> What is expected: Select the lines that contain "group" and copy each of them.

Data excerpts:
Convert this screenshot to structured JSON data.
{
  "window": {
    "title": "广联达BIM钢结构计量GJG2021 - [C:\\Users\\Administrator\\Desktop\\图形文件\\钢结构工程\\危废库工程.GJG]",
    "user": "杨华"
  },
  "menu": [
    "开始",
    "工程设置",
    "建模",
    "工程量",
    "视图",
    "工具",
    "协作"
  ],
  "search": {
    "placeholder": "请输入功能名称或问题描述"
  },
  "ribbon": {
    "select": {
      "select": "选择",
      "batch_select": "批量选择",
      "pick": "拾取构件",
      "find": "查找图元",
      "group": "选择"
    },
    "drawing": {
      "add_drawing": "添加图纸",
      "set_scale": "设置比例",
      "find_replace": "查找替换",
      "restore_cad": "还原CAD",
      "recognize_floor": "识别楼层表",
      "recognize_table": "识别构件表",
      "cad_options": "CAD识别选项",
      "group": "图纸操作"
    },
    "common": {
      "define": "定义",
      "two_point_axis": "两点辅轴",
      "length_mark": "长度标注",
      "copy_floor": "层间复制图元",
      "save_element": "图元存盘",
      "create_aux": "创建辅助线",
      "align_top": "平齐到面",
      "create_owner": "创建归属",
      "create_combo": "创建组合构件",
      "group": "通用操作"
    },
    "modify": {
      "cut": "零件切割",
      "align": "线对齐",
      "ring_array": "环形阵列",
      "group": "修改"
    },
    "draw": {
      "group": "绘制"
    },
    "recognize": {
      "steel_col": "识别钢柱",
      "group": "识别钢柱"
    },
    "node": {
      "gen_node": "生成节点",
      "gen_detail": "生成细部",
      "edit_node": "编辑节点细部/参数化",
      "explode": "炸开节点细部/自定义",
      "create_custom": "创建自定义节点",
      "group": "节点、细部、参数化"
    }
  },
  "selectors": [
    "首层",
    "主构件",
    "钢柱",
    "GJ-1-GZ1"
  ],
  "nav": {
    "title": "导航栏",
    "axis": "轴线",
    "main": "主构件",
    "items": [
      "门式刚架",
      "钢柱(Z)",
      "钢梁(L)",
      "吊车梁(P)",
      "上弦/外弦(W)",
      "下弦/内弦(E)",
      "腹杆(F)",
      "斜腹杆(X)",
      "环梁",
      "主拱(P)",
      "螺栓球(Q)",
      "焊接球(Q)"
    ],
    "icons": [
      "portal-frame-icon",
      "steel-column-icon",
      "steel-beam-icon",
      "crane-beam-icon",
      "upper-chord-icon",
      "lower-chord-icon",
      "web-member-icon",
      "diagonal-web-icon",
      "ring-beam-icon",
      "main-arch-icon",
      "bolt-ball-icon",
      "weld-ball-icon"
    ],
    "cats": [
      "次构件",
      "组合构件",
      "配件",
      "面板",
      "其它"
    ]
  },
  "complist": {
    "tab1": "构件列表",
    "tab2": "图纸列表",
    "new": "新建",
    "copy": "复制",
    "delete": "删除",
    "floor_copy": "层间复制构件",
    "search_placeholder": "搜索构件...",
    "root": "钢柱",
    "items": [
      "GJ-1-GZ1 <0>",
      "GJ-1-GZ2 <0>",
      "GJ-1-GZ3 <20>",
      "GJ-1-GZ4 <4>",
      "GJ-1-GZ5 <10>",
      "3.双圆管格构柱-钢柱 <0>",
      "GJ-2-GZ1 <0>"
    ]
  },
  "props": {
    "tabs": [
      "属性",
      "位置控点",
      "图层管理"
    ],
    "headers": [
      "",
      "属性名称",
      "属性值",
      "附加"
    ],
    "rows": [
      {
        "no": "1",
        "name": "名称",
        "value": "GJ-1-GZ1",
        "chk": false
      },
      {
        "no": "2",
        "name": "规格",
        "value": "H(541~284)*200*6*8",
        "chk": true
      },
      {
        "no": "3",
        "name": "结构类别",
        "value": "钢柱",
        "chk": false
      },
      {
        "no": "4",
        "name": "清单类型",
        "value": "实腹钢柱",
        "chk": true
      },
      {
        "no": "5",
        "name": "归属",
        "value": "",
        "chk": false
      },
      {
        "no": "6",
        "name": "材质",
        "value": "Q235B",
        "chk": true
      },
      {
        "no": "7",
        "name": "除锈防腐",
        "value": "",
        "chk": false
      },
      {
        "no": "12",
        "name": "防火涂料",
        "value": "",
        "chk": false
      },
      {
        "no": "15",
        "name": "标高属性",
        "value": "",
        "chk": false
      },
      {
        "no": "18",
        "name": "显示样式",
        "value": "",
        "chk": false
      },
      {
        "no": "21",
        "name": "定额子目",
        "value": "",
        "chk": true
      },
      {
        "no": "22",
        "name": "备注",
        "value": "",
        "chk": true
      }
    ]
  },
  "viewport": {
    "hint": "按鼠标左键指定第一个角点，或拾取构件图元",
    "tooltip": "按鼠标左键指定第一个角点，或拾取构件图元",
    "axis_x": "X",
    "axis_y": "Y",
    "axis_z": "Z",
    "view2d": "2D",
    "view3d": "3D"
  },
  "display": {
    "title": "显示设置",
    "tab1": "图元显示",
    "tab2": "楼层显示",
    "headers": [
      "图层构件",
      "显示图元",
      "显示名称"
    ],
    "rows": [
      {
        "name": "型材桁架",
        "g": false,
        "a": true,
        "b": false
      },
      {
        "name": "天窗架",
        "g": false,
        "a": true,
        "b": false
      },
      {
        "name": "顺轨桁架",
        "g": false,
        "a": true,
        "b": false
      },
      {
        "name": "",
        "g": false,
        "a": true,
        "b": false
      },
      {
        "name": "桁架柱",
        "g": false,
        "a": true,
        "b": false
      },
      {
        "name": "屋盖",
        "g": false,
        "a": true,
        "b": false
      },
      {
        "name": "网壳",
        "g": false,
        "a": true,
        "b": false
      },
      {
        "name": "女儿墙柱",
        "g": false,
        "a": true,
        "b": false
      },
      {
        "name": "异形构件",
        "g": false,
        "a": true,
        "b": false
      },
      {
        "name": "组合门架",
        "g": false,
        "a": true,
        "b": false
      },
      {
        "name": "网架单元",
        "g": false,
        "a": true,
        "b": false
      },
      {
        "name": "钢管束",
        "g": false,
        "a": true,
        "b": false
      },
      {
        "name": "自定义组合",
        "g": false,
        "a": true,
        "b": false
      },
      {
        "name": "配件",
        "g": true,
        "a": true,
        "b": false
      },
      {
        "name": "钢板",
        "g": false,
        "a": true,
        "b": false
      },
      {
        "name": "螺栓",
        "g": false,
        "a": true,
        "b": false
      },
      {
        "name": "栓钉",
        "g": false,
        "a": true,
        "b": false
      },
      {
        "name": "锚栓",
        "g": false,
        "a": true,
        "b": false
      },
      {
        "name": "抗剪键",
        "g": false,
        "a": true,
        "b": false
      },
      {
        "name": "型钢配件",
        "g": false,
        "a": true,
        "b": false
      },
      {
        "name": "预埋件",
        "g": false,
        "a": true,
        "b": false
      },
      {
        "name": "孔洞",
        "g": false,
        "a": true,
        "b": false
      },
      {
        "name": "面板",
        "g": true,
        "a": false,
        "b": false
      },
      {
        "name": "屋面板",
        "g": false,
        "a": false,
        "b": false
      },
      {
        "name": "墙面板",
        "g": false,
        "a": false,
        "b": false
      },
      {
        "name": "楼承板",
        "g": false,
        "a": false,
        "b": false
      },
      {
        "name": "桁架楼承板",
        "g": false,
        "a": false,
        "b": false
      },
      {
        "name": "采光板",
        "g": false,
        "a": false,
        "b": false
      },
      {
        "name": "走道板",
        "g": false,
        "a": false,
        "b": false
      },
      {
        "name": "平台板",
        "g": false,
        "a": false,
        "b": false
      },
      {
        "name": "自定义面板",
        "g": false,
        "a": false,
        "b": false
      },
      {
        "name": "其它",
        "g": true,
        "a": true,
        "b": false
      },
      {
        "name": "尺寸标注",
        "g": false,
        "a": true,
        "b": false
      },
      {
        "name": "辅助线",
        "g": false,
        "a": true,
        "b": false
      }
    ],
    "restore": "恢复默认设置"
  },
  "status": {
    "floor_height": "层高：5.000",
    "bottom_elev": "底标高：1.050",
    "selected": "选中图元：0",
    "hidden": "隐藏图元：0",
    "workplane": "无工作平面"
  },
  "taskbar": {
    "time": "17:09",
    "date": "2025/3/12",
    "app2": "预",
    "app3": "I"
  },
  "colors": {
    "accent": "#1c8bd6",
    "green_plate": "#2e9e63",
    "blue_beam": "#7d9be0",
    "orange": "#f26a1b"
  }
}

> Complete answer:
      "group": "选择"
      "group": "图纸操作"
      "group": "通用操作"
      "group": "修改"
      "group": "绘制"
      "group": "识别钢柱"
      "group": "节点、细部、参数化"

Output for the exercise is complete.